** Problem requirements **
Copy each line exactly.

─── Supplied records

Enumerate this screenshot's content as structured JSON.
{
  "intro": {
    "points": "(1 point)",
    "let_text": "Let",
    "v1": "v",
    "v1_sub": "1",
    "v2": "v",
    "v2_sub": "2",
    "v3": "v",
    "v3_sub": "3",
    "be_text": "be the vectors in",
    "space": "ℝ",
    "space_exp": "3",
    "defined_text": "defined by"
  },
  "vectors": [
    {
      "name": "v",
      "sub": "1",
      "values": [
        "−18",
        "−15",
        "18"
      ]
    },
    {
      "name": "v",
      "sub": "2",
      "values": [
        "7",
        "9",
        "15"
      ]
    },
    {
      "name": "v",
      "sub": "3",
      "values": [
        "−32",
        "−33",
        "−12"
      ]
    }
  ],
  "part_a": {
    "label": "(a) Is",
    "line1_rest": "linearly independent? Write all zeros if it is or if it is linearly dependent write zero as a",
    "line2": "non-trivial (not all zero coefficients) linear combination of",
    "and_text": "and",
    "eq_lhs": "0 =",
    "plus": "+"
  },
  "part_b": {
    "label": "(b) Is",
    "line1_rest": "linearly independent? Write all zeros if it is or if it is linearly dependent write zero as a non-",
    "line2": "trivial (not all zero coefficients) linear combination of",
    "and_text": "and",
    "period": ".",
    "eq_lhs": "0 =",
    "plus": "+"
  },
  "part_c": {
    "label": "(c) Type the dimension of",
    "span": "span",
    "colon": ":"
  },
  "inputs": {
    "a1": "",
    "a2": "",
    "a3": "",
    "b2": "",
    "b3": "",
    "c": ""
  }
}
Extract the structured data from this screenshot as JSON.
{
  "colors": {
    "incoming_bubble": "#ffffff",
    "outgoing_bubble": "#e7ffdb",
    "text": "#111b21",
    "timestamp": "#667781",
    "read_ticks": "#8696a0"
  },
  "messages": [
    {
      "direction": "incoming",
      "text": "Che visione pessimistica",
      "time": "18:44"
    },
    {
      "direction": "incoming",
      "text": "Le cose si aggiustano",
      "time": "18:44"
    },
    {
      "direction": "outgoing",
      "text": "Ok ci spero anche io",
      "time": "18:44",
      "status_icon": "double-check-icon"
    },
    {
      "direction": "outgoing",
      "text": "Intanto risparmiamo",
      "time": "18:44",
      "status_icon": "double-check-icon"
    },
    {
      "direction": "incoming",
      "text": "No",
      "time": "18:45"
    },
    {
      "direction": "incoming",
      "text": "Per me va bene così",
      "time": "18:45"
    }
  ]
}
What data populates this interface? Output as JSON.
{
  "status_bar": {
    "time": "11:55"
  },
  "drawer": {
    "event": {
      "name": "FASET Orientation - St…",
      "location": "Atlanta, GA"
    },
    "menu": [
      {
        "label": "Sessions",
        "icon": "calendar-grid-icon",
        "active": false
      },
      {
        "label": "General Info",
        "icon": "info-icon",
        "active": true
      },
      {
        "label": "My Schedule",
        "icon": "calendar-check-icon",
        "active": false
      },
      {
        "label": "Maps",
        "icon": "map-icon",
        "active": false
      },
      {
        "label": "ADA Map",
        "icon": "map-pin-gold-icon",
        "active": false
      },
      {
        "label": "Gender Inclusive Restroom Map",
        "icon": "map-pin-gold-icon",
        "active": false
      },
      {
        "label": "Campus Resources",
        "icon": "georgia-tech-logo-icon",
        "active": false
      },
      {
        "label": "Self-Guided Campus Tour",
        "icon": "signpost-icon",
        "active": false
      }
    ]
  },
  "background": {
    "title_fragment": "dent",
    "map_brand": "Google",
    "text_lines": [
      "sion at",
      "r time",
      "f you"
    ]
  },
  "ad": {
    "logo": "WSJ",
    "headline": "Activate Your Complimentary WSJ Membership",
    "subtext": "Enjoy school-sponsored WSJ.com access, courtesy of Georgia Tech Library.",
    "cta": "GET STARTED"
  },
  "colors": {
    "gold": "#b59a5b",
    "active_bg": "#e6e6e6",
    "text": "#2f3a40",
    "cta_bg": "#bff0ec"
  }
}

──────

** Written response **
Enumerate this screenshot's content as structured JSON.
{
  "intro": {
    "points": "(1 point)",
    "let_text": "Let",
    "v1": "v",
    "v1_sub": "1",
    "v2": "v",
    "v2_sub": "2",
    "v3": "v",
    "v3_sub": "3",
    "be_text": "be the vectors in",
    "space": "ℝ",
    "space_exp": "3",
    "defined_text": "defined by"
  },
  "vectors": [
    {
      "name": "v",
      "sub": "1",
      "values": [
        "−18",
        "−15",
        "18"
      ]
    },
    {
      "name": "v",
      "sub": "2",
      "values": [
        "7",
        "9",
        "15"
      ]
    },
    {
      "name": "v",
      "sub": "3",
      "values": [
        "−32",
        "−33",
        "−12"
      ]
    }
  ],
  "part_a": {
    "label": "(a) Is",
    "line1_rest": "linearly independent? Write all zeros if it is or if it is linearly dependent write zero as a",
    "line2": "non-trivial (not all zero coefficients) linear combination of",
    "and_text": "and",
    "eq_lhs": "0 =",
    "plus": "+"
  },
  "part_b": {
    "label": "(b) Is",
    "line1_rest": "linearly independent? Write all zeros if it is or if it is linearly dependent write zero as a non-",
    "line2": "trivial (not all zero coefficients) linear combination of",
    "and_text": "and",
    "period": ".",
    "eq_lhs": "0 =",
    "plus": "+"
  },
  "part_c": {
    "label": "(c) Type the dimension of",
    "span": "span",
    "colon": ":"
  },
  "inputs": {
    "a1": "",
    "a2": "",
    "a3": "",
    "b2": "",
    "b3": "",
    "c": ""
  }
}
Extract the structured data from this screenshot as JSON.
{
  "colors": {
    "incoming_bubble": "#ffffff",
    "outgoing_bubble": "#e7ffdb",
    "text": "#111b21",
    "timestamp": "#667781",
    "read_ticks": "#8696a0"
  },
  "messages": [
    {
      "direction": "incoming",
      "text": "Che visione pessimistica",
      "time": "18:44"
    },
    {
      "direction": "incoming",
      "text": "Le cose si aggiustano",
      "time": "18:44"
    },
    {
      "direction": "outgoing",
      "text": "Ok ci spero anche io",
      "time": "18:44",
      "status_icon": "double-check-icon"
    },
    {
      "direction": "outgoing",
      "text": "Intanto risparmiamo",
      "time": "18:44",
      "status_icon": "double-check-icon"
    },
    {
      "direction": "incoming",
      "text": "No",
      "time": "18:45"
    },
    {
      "direction": "incoming",
      "text": "Per me va bene così",
      "time": "18:45"
    }
  ]
}
What data populates this interface? Output as JSON.
{
  "status_bar": {
    "time": "11:55"
  },
  "drawer": {
    "event": {
      "name": "FASET Orientation - St…",
      "location": "Atlanta, GA"
    },
    "menu": [
      {
        "label": "Sessions",
        "icon": "calendar-grid-icon",
        "active": false
      },
      {
        "label": "General Info",
        "icon": "info-icon",
        "active": true
      },
      {
        "label": "My Schedule",
        "icon": "calendar-check-icon",
        "active": false
      },
      {
        "label": "Maps",
        "icon": "map-icon",
        "active": false
      },
      {
        "label": "ADA Map",
        "icon": "map-pin-gold-icon",
        "active": false
      },
      {
        "label": "Gender Inclusive Restroom Map",
        "icon": "map-pin-gold-icon",
        "active": false
      },
      {
        "label": "Campus Resources",
        "icon": "georgia-tech-logo-icon",
        "active": false
      },
      {
        "label": "Self-Guided Campus Tour",
        "icon": "signpost-icon",
        "active": false
      }
    ]
  },
  "background": {
    "title_fragment": "dent",
    "map_brand": "Google",
    "text_lines": [
      "sion at",
      "r time",
      "f you"
    ]
  },
  "ad": {
    "logo": "WSJ",
    "headline": "Activate Your Complimentary WSJ Membership",
    "subtext": "Enjoy school-sponsored WSJ.com access, courtesy of Georgia Tech Library.",
    "cta": "GET STARTED"
  },
  "colors": {
    "gold": "#b59a5b",
    "active_bg": "#e6e6e6",
    "text": "#2f3a40",
    "cta_bg": "#bff0ec"
  }
}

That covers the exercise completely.